### Exercise
Word for word, retype every entry in the listing.
_____
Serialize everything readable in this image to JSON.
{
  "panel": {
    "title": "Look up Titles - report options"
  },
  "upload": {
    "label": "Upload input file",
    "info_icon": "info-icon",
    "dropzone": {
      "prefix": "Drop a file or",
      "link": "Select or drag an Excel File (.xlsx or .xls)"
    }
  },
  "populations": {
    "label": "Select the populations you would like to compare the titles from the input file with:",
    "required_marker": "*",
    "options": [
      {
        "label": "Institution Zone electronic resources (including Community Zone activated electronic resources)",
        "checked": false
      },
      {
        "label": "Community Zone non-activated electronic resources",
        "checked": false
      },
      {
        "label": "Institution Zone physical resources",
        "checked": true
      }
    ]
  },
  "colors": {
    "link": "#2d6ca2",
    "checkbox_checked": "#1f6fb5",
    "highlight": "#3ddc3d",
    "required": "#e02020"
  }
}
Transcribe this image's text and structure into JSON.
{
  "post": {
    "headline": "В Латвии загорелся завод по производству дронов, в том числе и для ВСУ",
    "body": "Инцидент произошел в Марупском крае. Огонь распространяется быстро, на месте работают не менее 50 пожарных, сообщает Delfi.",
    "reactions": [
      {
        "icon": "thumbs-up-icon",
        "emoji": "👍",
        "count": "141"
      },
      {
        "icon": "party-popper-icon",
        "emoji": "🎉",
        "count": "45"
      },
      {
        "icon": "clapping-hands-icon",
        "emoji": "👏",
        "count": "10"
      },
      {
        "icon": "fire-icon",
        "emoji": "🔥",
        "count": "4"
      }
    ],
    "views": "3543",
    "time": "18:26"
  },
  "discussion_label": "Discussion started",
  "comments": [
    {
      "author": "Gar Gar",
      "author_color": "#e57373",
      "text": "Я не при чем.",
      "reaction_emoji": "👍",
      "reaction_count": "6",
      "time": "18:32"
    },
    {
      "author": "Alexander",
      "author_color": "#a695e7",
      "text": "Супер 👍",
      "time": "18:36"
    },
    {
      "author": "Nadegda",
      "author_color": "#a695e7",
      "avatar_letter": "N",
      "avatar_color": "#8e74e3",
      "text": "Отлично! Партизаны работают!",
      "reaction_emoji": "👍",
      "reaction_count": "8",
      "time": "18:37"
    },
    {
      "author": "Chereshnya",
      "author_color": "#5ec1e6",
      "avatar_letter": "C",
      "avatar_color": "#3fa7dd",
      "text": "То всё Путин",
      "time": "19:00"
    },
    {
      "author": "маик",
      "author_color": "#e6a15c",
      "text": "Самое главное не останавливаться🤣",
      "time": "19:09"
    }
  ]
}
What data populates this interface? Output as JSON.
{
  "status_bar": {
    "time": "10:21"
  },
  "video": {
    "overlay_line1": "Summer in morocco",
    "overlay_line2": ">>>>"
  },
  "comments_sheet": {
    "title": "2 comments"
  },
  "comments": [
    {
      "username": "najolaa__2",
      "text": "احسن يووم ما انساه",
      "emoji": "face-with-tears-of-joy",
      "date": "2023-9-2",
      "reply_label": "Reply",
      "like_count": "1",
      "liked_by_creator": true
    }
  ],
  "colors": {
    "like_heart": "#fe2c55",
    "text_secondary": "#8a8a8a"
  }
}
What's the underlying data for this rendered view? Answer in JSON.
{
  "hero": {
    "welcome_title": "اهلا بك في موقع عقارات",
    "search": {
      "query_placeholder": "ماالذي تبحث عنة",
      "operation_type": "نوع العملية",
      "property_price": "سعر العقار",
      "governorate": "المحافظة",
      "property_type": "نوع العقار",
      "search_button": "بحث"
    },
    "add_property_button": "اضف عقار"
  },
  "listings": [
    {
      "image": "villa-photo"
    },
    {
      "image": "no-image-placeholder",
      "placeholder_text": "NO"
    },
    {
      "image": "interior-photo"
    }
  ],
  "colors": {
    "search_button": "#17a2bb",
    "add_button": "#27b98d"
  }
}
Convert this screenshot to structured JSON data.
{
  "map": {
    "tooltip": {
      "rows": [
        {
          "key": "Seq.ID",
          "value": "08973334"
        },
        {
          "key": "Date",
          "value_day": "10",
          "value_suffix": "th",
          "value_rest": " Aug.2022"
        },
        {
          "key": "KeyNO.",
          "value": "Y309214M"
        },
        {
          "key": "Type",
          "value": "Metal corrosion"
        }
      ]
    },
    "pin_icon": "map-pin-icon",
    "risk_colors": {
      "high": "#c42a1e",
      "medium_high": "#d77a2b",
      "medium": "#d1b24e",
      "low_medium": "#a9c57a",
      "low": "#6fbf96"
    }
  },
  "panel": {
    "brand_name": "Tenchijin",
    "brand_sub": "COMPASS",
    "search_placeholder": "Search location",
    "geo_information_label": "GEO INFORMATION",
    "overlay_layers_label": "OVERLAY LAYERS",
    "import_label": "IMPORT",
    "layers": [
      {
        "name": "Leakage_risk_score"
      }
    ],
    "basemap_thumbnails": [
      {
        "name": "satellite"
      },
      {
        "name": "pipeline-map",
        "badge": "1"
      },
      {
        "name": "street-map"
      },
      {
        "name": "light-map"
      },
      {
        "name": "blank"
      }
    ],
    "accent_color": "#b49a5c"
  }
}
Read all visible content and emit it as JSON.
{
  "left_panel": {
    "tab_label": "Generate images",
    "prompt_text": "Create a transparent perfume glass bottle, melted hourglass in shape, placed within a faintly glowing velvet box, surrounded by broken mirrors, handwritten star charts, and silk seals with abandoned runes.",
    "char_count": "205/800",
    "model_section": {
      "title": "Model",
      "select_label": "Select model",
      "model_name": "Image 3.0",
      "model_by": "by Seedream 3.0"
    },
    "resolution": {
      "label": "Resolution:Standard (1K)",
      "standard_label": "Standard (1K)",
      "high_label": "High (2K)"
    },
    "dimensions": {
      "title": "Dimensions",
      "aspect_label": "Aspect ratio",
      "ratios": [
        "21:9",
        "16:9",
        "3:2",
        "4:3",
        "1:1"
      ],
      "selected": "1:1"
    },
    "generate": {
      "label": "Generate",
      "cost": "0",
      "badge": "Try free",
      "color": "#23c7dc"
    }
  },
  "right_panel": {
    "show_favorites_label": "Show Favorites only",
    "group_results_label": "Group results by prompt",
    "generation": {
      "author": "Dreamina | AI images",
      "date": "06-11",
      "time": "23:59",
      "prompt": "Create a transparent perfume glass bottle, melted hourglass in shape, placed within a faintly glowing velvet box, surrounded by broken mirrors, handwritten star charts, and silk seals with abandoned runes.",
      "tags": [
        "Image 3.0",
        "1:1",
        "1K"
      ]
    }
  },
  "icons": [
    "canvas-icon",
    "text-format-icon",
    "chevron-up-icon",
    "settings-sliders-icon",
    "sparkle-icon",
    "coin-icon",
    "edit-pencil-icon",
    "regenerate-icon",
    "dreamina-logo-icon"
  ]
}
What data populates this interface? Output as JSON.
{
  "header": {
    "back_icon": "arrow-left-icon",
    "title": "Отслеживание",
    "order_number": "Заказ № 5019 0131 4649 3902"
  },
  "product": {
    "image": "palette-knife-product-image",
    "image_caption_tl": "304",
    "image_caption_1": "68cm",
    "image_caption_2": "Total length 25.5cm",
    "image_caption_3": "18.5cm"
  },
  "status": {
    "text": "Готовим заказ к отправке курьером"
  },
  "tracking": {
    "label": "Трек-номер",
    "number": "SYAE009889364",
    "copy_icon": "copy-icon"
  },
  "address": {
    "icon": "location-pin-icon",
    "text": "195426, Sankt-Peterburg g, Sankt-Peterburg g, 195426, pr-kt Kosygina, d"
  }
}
_____
### Exercise answer
Serialize everything readable in this image to JSON.
{
  "panel": {
    "title": "Look up Titles - report options"
  },
  "upload": {
    "label": "Upload input file",
    "info_icon": "info-icon",
    "dropzone": {
      "prefix": "Drop a file or",
      "link": "Select or drag an Excel File (.xlsx or .xls)"
    }
  },
  "populations": {
    "label": "Select the populations you would like to compare the titles from the input file with:",
    "required_marker": "*",
    "options": [
      {
        "label": "Institution Zone electronic resources (including Community Zone activated electronic resources)",
        "checked": false
      },
      {
        "label": "Community Zone non-activated electronic resources",
        "checked": false
      },
      {
        "label": "Institution Zone physical resources",
        "checked": true
      }
    ]
  },
  "colors": {
    "link": "#2d6ca2",
    "checkbox_checked": "#1f6fb5",
    "highlight": "#3ddc3d",
    "required": "#e02020"
  }
}
Transcribe this image's text and structure into JSON.
{
  "post": {
    "headline": "В Латвии загорелся завод по производству дронов, в том числе и для ВСУ",
    "body": "Инцидент произошел в Марупском крае. Огонь распространяется быстро, на месте работают не менее 50 пожарных, сообщает Delfi.",
    "reactions": [
      {
        "icon": "thumbs-up-icon",
        "emoji": "👍",
        "count": "141"
      },
      {
        "icon": "party-popper-icon",
        "emoji": "🎉",
        "count": "45"
      },
      {
        "icon": "clapping-hands-icon",
        "emoji": "👏",
        "count": "10"
      },
      {
        "icon": "fire-icon",
        "emoji": "🔥",
        "count": "4"
      }
    ],
    "views": "3543",
    "time": "18:26"
  },
  "discussion_label": "Discussion started",
  "comments": [
    {
      "author": "Gar Gar",
      "author_color": "#e57373",
      "text": "Я не при чем.",
      "reaction_emoji": "👍",
      "reaction_count": "6",
      "time": "18:32"
    },
    {
      "author": "Alexander",
      "author_color": "#a695e7",
      "text": "Супер 👍",
      "time": "18:36"
    },
    {
      "author": "Nadegda",
      "author_color": "#a695e7",
      "avatar_letter": "N",
      "avatar_color": "#8e74e3",
      "text": "Отлично! Партизаны работают!",
      "reaction_emoji": "👍",
      "reaction_count": "8",
      "time": "18:37"
    },
    {
      "author": "Chereshnya",
      "author_color": "#5ec1e6",
      "avatar_letter": "C",
      "avatar_color": "#3fa7dd",
      "text": "То всё Путин",
      "time": "19:00"
    },
    {
      "author": "маик",
      "author_color": "#e6a15c",
      "text": "Самое главное не останавливаться🤣",
      "time": "19:09"
    }
  ]
}
What data populates this interface? Output as JSON.
{
  "status_bar": {
    "time": "10:21"
  },
  "video": {
    "overlay_line1": "Summer in morocco",
    "overlay_line2": ">>>>"
  },
  "comments_sheet": {
    "title": "2 comments"
  },
  "comments": [
    {
      "username": "najolaa__2",
      "text": "احسن يووم ما انساه",
      "emoji": "face-with-tears-of-joy",
      "date": "2023-9-2",
      "reply_label": "Reply",
      "like_count": "1",
      "liked_by_creator": true
    }
  ],
  "colors": {
    "like_heart": "#fe2c55",
    "text_secondary": "#8a8a8a"
  }
}
What's the underlying data for this rendered view? Answer in JSON.
{
  "hero": {
    "welcome_title": "اهلا بك في موقع عقارات",
    "search": {
      "query_placeholder": "ماالذي تبحث عنة",
      "operation_type": "نوع العملية",
      "property_price": "سعر العقار",
      "governorate": "المحافظة",
      "property_type": "نوع العقار",
      "search_button": "بحث"
    },
    "add_property_button": "اضف عقار"
  },
  "listings": [
    {
      "image": "villa-photo"
    },
    {
      "image": "no-image-placeholder",
      "placeholder_text": "NO"
    },
    {
      "image": "interior-photo"
    }
  ],
  "colors": {
    "search_button": "#17a2bb",
    "add_button": "#27b98d"
  }
}
Convert this screenshot to structured JSON data.
{
  "map": {
    "tooltip": {
      "rows": [
        {
          "key": "Seq.ID",
          "value": "08973334"
        },
        {
          "key": "Date",
          "value_day": "10",
          "value_suffix": "th",
          "value_rest": " Aug.2022"
        },
        {
          "key": "KeyNO.",
          "value": "Y309214M"
        },
        {
          "key": "Type",
          "value": "Metal corrosion"
        }
      ]
    },
    "pin_icon": "map-pin-icon",
    "risk_colors": {
      "high": "#c42a1e",
      "medium_high": "#d77a2b",
      "medium": "#d1b24e",
      "low_medium": "#a9c57a",
      "low": "#6fbf96"
    }
  },
  "panel": {
    "brand_name": "Tenchijin",
    "brand_sub": "COMPASS",
    "search_placeholder": "Search location",
    "geo_information_label": "GEO INFORMATION",
    "overlay_layers_label": "OVERLAY LAYERS",
    "import_label": "IMPORT",
    "layers": [
      {
        "name": "Leakage_risk_score"
      }
    ],
    "basemap_thumbnails": [
      {
        "name": "satellite"
      },
      {
        "name": "pipeline-map",
        "badge": "1"
      },
      {
        "name": "street-map"
      },
      {
        "name": "light-map"
      },
      {
        "name": "blank"
      }
    ],
    "accent_color": "#b49a5c"
  }
}
Read all visible content and emit it as JSON.
{
  "left_panel": {
    "tab_label": "Generate images",
    "prompt_text": "Create a transparent perfume glass bottle, melted hourglass in shape, placed within a faintly glowing velvet box, surrounded by broken mirrors, handwritten star charts, and silk seals with abandoned runes.",
    "char_count": "205/800",
    "model_section": {
      "title": "Model",
      "select_label": "Select model",
      "model_name": "Image 3.0",
      "model_by": "by Seedream 3.0"
    },
    "resolution": {
      "label": "Resolution:Standard (1K)",
      "standard_label": "Standard (1K)",
      "high_label": "High (2K)"
    },
    "dimensions": {
      "title": "Dimensions",
      "aspect_label": "Aspect ratio",
      "ratios": [
        "21:9",
        "16:9",
        "3:2",
        "4:3",
        "1:1"
      ],
      "selected": "1:1"
    },
    "generate": {
      "label": "Generate",
      "cost": "0",
      "badge": "Try free",
      "color": "#23c7dc"
    }
  },
  "right_panel": {
    "show_favorites_label": "Show Favorites only",
    "group_results_label": "Group results by prompt",
    "generation": {
      "author": "Dreamina | AI images",
      "date": "06-11",
      "time": "23:59",
      "prompt": "Create a transparent perfume glass bottle, melted hourglass in shape, placed within a faintly glowing velvet box, surrounded by broken mirrors, handwritten star charts, and silk seals with abandoned runes.",
      "tags": [
        "Image 3.0",
        "1:1",
        "1K"
      ]
    }
  },
  "icons": [
    "canvas-icon",
    "text-format-icon",
    "chevron-up-icon",
    "settings-sliders-icon",
    "sparkle-icon",
    "coin-icon",
    "edit-pencil-icon",
    "regenerate-icon",
    "dreamina-logo-icon"
  ]
}
What data populates this interface? Output as JSON.
{
  "header": {
    "back_icon": "arrow-left-icon",
    "title": "Отслеживание",
    "order_number": "Заказ № 5019 0131 4649 3902"
  },
  "product": {
    "image": "palette-knife-product-image",
    "image_caption_tl": "304",
    "image_caption_1": "68cm",
    "image_caption_2": "Total length 25.5cm",
    "image_caption_3": "18.5cm"
  },
  "status": {
    "text": "Готовим заказ к отправке курьером"
  },
  "tracking": {
    "label": "Трек-номер",
    "number": "SYAE009889364",
    "copy_icon": "copy-icon"
  },
  "address": {
    "icon": "location-pin-icon",
    "text": "195426, Sankt-Peterburg g, Sankt-Peterburg g, 195426, pr-kt Kosygina, d"
  }
}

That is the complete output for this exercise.